What you are asked to do: Extract the complete data exactly as given.

=-=-=-=-=

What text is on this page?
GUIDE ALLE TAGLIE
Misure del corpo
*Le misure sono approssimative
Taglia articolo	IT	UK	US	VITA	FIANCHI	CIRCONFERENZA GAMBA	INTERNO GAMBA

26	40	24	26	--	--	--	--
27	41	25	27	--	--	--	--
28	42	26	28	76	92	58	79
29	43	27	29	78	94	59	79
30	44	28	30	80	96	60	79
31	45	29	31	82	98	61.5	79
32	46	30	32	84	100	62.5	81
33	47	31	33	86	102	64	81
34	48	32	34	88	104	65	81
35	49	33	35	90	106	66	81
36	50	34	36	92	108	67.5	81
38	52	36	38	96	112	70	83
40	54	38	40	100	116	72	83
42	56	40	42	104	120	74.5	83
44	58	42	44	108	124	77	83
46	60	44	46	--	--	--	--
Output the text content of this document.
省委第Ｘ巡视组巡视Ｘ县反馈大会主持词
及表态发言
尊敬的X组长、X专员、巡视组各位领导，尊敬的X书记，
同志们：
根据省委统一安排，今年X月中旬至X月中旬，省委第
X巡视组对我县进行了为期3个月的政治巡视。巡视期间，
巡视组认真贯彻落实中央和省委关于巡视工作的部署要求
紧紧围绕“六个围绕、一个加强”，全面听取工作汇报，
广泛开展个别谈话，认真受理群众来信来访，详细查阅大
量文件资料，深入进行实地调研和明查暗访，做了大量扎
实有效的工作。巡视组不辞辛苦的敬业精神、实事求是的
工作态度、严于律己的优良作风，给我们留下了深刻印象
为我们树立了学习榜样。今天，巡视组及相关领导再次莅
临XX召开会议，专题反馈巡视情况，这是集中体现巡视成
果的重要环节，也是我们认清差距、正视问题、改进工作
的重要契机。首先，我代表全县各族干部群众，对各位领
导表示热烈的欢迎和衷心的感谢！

=-=-=-=-=

Correct output:
What text is on this page?
GUIDE ALLE TAGLIE
Misure del corpo
*Le misure sono approssimative
Taglia articolo	IT	UK	US	VITA	FIANCHI	CIRCONFERENZA GAMBA	INTERNO GAMBA

26	40	24	26	--	--	--	--
27	41	25	27	--	--	--	--
28	42	26	28	76	92	58	79
29	43	27	29	78	94	59	79
30	44	28	30	80	96	60	79
31	45	29	31	82	98	61.5	79
32	46	30	32	84	100	62.5	81
33	47	31	33	86	102	64	81
34	48	32	34	88	104	65	81
35	49	33	35	90	106	66	81
36	50	34	36	92	108	67.5	81
38	52	36	38	96	112	70	83
40	54	38	40	100	116	72	83
42	56	40	42	104	120	74.5	83
44	58	42	44	108	124	77	83
46	60	44	46	--	--	--	--
Output the text content of this document.
省委第Ｘ巡视组巡视Ｘ县反馈大会主持词
及表态发言
尊敬的X组长、X专员、巡视组各位领导，尊敬的X书记，
同志们：
根据省委统一安排，今年X月中旬至X月中旬，省委第
X巡视组对我县进行了为期3个月的政治巡视。巡视期间，
巡视组认真贯彻落实中央和省委关于巡视工作的部署要求
紧紧围绕“六个围绕、一个加强”，全面听取工作汇报，
广泛开展个别谈话，认真受理群众来信来访，详细查阅大
量文件资料，深入进行实地调研和明查暗访，做了大量扎
实有效的工作。巡视组不辞辛苦的敬业精神、实事求是的
工作态度、严于律己的优良作风，给我们留下了深刻印象
为我们树立了学习榜样。今天，巡视组及相关领导再次莅
临XX召开会议，专题反馈巡视情况，这是集中体现巡视成
果的重要环节，也是我们认清差距、正视问题、改进工作
的重要契机。首先，我代表全县各族干部群众，对各位领
导表示热烈的欢迎和衷心的感谢！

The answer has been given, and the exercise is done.